**What to produce**
Write out each line that follows exactly as it stands, without the pictures.

**Data provided**
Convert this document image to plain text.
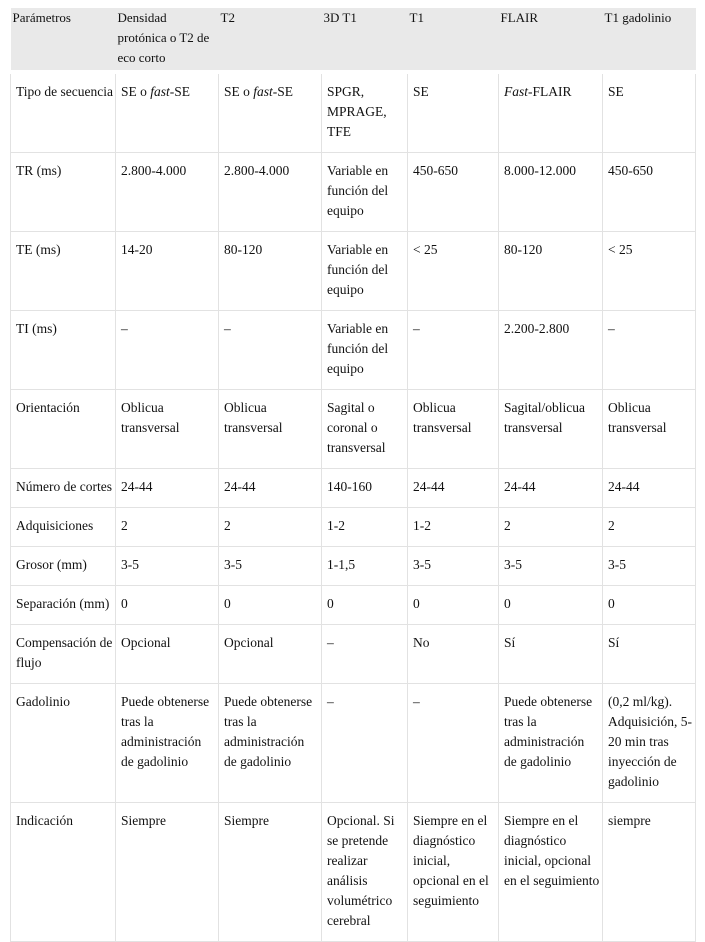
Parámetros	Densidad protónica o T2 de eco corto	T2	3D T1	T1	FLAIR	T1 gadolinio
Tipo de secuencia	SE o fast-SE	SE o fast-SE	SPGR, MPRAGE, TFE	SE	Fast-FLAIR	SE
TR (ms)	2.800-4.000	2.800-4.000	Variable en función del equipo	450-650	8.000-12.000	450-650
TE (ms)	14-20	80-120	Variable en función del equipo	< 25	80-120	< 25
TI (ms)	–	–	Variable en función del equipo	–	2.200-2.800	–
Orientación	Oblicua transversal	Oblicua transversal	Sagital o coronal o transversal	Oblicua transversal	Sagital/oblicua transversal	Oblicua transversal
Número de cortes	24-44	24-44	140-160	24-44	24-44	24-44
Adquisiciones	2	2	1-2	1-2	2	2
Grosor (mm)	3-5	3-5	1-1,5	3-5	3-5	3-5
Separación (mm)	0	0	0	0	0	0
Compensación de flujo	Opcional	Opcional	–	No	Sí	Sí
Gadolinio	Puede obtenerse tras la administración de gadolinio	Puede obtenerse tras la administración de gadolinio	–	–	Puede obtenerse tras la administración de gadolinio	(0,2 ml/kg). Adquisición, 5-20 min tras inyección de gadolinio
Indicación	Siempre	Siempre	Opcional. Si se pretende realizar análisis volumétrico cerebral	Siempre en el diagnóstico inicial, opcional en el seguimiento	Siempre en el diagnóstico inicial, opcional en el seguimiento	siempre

**Correct output**
Convert this document image to plain text.
Parámetros	Densidad protónica o T2 de eco corto	T2	3D T1	T1	FLAIR	T1 gadolinio
Tipo de secuencia	SE o fast-SE	SE o fast-SE	SPGR, MPRAGE, TFE	SE	Fast-FLAIR	SE
TR (ms)	2.800-4.000	2.800-4.000	Variable en función del equipo	450-650	8.000-12.000	450-650
TE (ms)	14-20	80-120	Variable en función del equipo	< 25	80-120	< 25
TI (ms)	–	–	Variable en función del equipo	–	2.200-2.800	–
Orientación	Oblicua transversal	Oblicua transversal	Sagital o coronal o transversal	Oblicua transversal	Sagital/oblicua transversal	Oblicua transversal
Número de cortes	24-44	24-44	140-160	24-44	24-44	24-44
Adquisiciones	2	2	1-2	1-2	2	2
Grosor (mm)	3-5	3-5	1-1,5	3-5	3-5	3-5
Separación (mm)	0	0	0	0	0	0
Compensación de flujo	Opcional	Opcional	–	No	Sí	Sí
Gadolinio	Puede obtenerse tras la administración de gadolinio	Puede obtenerse tras la administración de gadolinio	–	–	Puede obtenerse tras la administración de gadolinio	(0,2 ml/kg). Adquisición, 5-20 min tras inyección de gadolinio
Indicación	Siempre	Siempre	Opcional. Si se pretende realizar análisis volumétrico cerebral	Siempre en el diagnóstico inicial, opcional en el seguimiento	Siempre en el diagnóstico inicial, opcional en el seguimiento	siempre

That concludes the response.